__The data__.
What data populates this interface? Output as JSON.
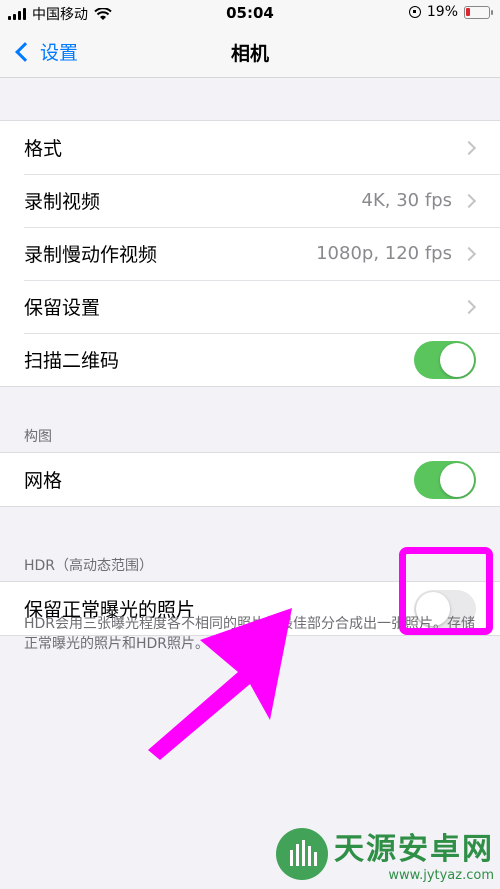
{
  "status_bar": {
    "carrier": "中国移动",
    "time": "05:04",
    "battery": "19%",
    "battery_level": 0.19
  },
  "nav": {
    "back_label": "设置",
    "title": "相机"
  },
  "group1": {
    "rows": [
      {
        "label": "格式",
        "value": ""
      },
      {
        "label": "录制视频",
        "value": "4K, 30 fps"
      },
      {
        "label": "录制慢动作视频",
        "value": "1080p, 120 fps"
      },
      {
        "label": "保留设置",
        "value": ""
      },
      {
        "label": "扫描二维码",
        "toggle": true
      }
    ]
  },
  "composition": {
    "header": "构图",
    "rows": [
      {
        "label": "网格",
        "toggle": true
      }
    ]
  },
  "hdr": {
    "header": "HDR（高动态范围）",
    "rows": [
      {
        "label": "保留正常曝光的照片",
        "toggle": false
      }
    ],
    "footer": "HDR会用三张曝光程度各不相同的照片的最佳部分合成出一张照片。存储正常曝光的照片和HDR照片。"
  },
  "colors": {
    "accent": "#007aff",
    "toggle_on": "#5ac55d",
    "annotation": "#ff00ff"
  },
  "watermark": {
    "title": "天源安卓网",
    "url": "www.jytyaz.com"
  }
}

__The problem__. Reproduce all entries exactly. Pictures do not belong in the copy.

__Final result__.
What data populates this interface? Output as JSON.
{
  "status_bar": {
    "carrier": "中国移动",
    "time": "05:04",
    "battery": "19%",
    "battery_level": 0.19
  },
  "nav": {
    "back_label": "设置",
    "title": "相机"
  },
  "group1": {
    "rows": [
      {
        "label": "格式",
        "value": ""
      },
      {
        "label": "录制视频",
        "value": "4K, 30 fps"
      },
      {
        "label": "录制慢动作视频",
        "value": "1080p, 120 fps"
      },
      {
        "label": "保留设置",
        "value": ""
      },
      {
        "label": "扫描二维码",
        "toggle": true
      }
    ]
  },
  "composition": {
    "header": "构图",
    "rows": [
      {
        "label": "网格",
        "toggle": true
      }
    ]
  },
  "hdr": {
    "header": "HDR（高动态范围）",
    "rows": [
      {
        "label": "保留正常曝光的照片",
        "toggle": false
      }
    ],
    "footer": "HDR会用三张曝光程度各不相同的照片的最佳部分合成出一张照片。存储正常曝光的照片和HDR照片。"
  },
  "colors": {
    "accent": "#007aff",
    "toggle_on": "#5ac55d",
    "annotation": "#ff00ff"
  },
  "watermark": {
    "title": "天源安卓网",
    "url": "www.jytyaz.com"
  }
}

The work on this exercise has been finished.